--- PROVIDED MATERIAL ---

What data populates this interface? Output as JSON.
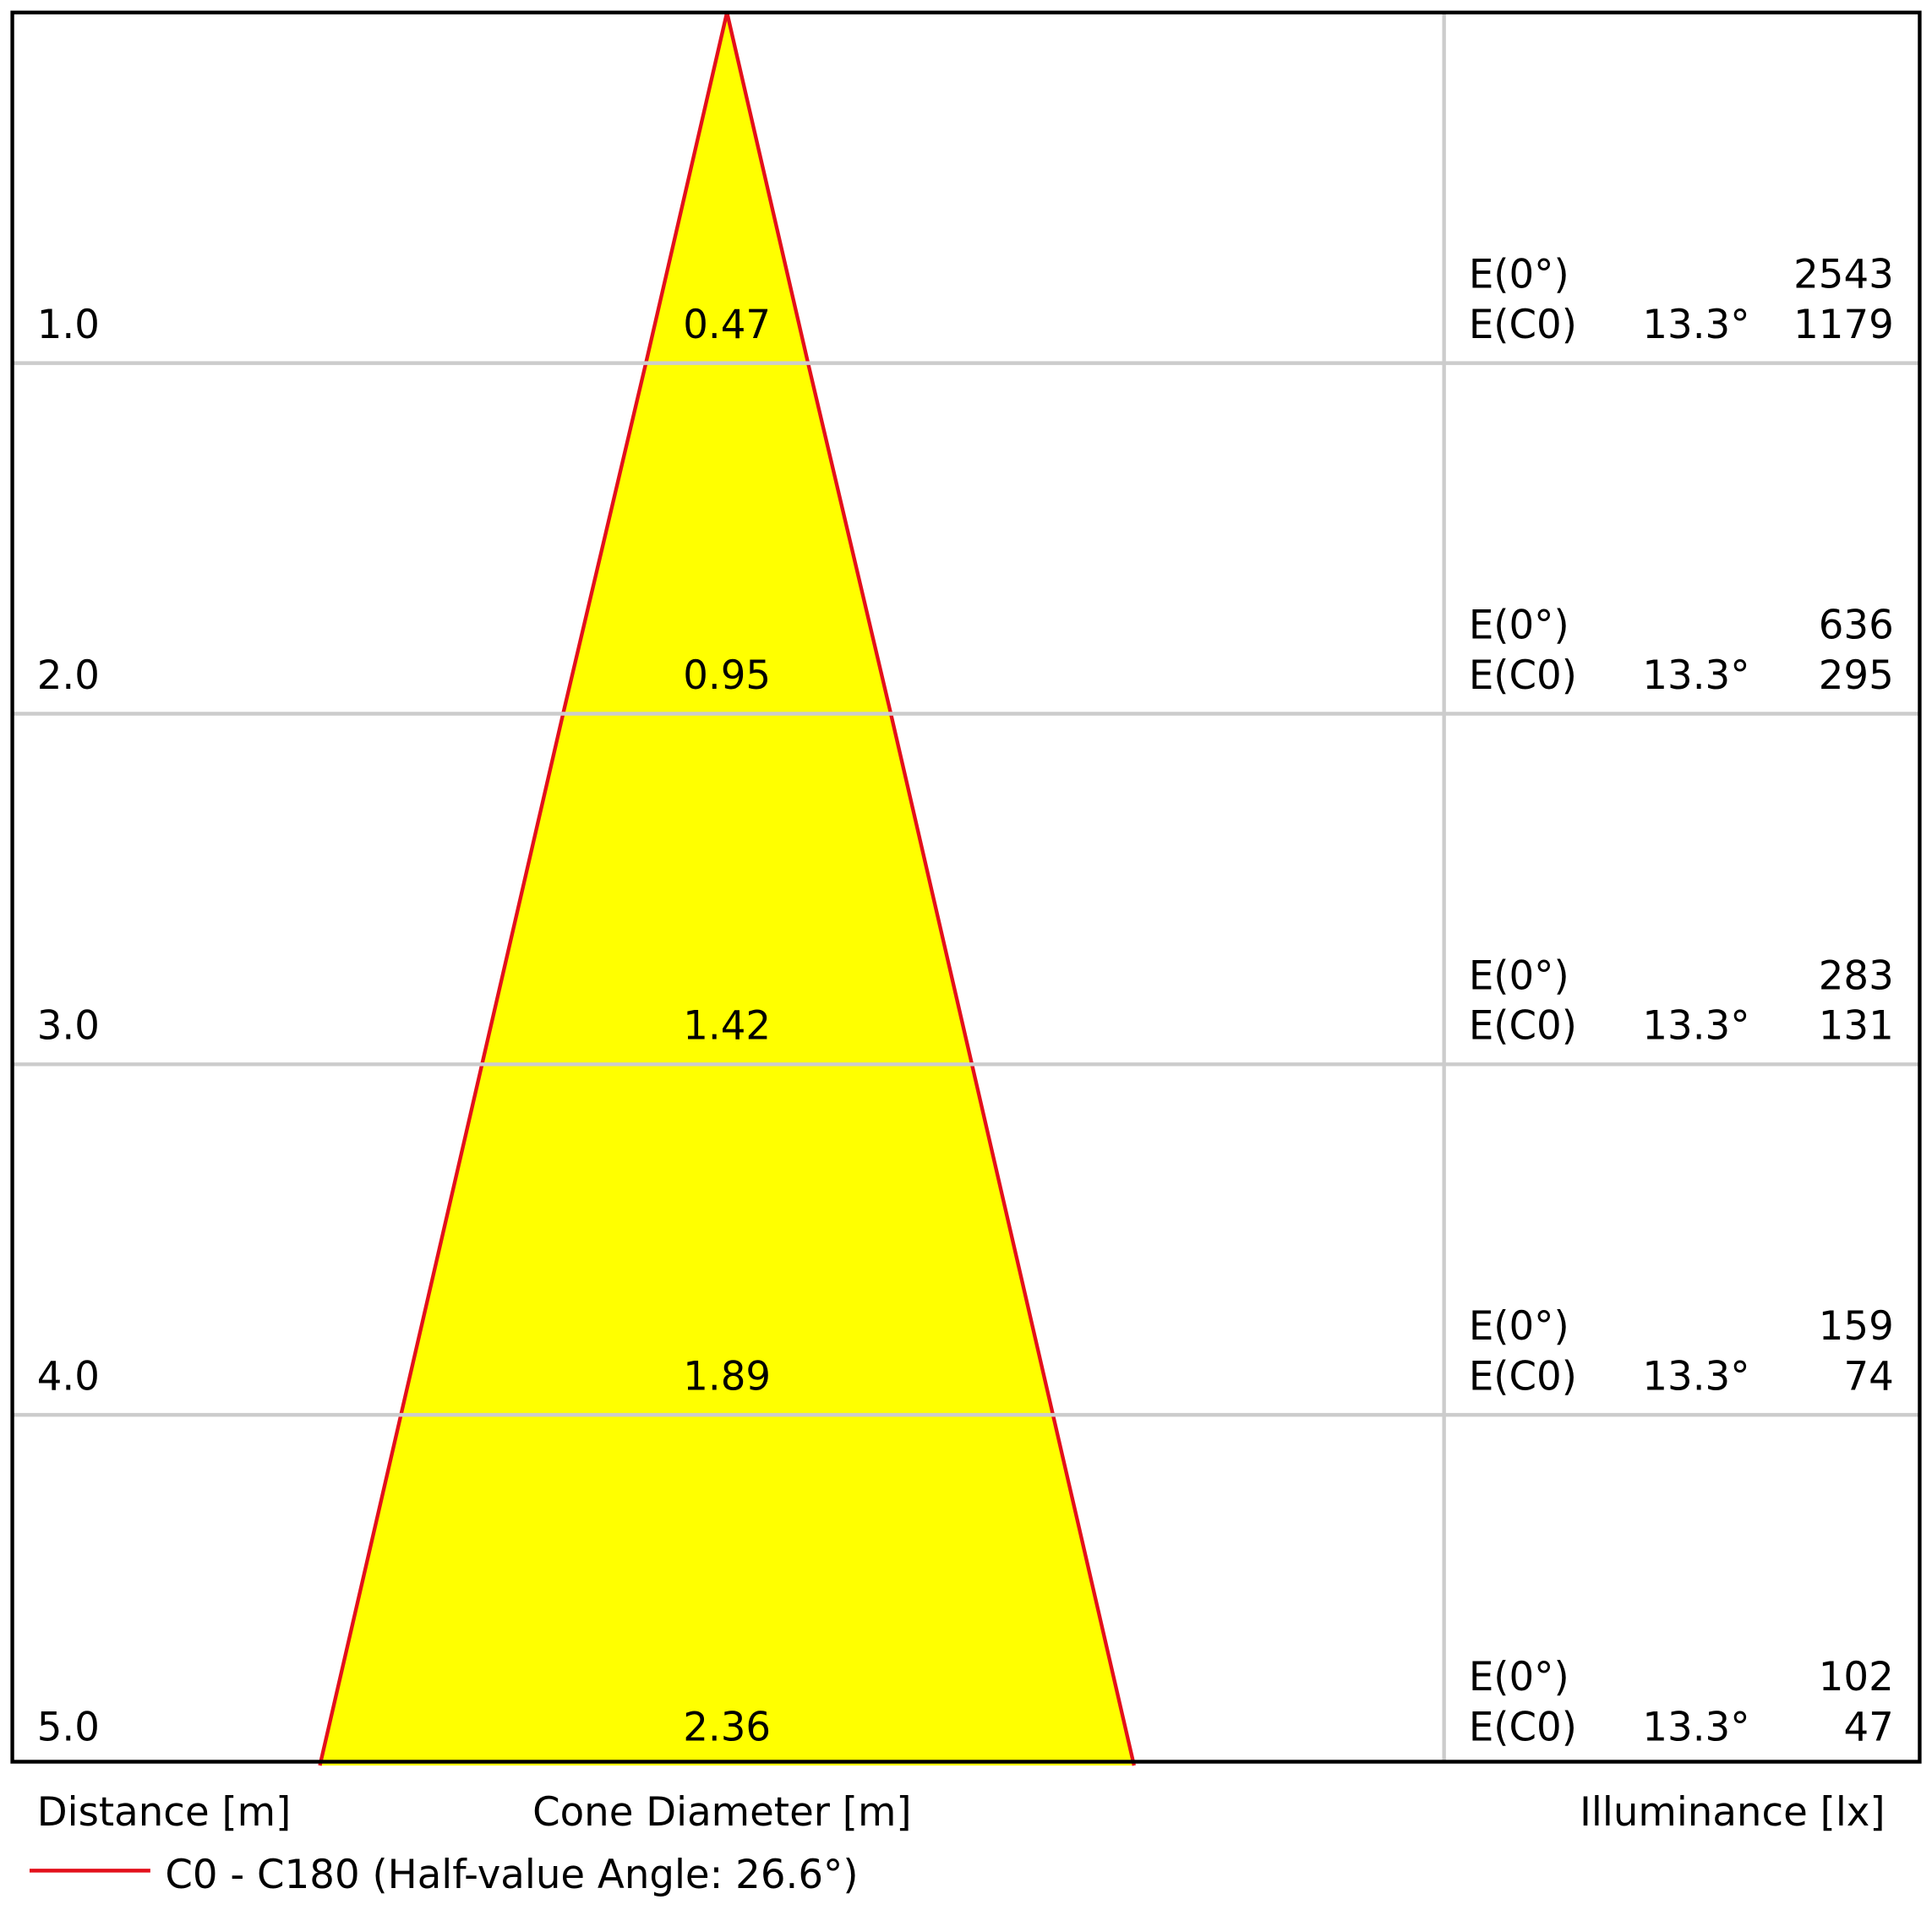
{
  "chart_data": {
    "type": "cone",
    "distances": [
      {
        "value": 1,
        "label": "1.0"
      },
      {
        "value": 2,
        "label": "2.0"
      },
      {
        "value": 3,
        "label": "3.0"
      },
      {
        "value": 4,
        "label": "4.0"
      },
      {
        "value": 5,
        "label": "5.0"
      }
    ],
    "diameters": [
      0.47,
      0.95,
      1.42,
      1.89,
      2.36
    ],
    "e0_label": "E(0°)",
    "ec0_label": "E(C0)",
    "angle_label": "13.3°",
    "e0": [
      2543,
      636,
      283,
      159,
      102
    ],
    "ec0": [
      1179,
      295,
      131,
      74,
      47
    ],
    "x_label_distance": "Distance [m]",
    "x_label_diameter": "Cone Diameter [m]",
    "x_label_illuminance": "Illuminance [lx]",
    "legend": "C0 - C180 (Half-value Angle: 26.6°)",
    "fill_color": "#ffff00",
    "edge_color": "#e3101b"
  }
}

---

**TASK OBJECTIVE**
Transcribe all the lines above exactly, apart from the pictures.

**PROBLEM SOLUTION**
What data populates this interface? Output as JSON.
{
  "chart_data": {
    "type": "cone",
    "distances": [
      {
        "value": 1,
        "label": "1.0"
      },
      {
        "value": 2,
        "label": "2.0"
      },
      {
        "value": 3,
        "label": "3.0"
      },
      {
        "value": 4,
        "label": "4.0"
      },
      {
        "value": 5,
        "label": "5.0"
      }
    ],
    "diameters": [
      0.47,
      0.95,
      1.42,
      1.89,
      2.36
    ],
    "e0_label": "E(0°)",
    "ec0_label": "E(C0)",
    "angle_label": "13.3°",
    "e0": [
      2543,
      636,
      283,
      159,
      102
    ],
    "ec0": [
      1179,
      295,
      131,
      74,
      47
    ],
    "x_label_distance": "Distance [m]",
    "x_label_diameter": "Cone Diameter [m]",
    "x_label_illuminance": "Illuminance [lx]",
    "legend": "C0 - C180 (Half-value Angle: 26.6°)",
    "fill_color": "#ffff00",
    "edge_color": "#e3101b"
  }
}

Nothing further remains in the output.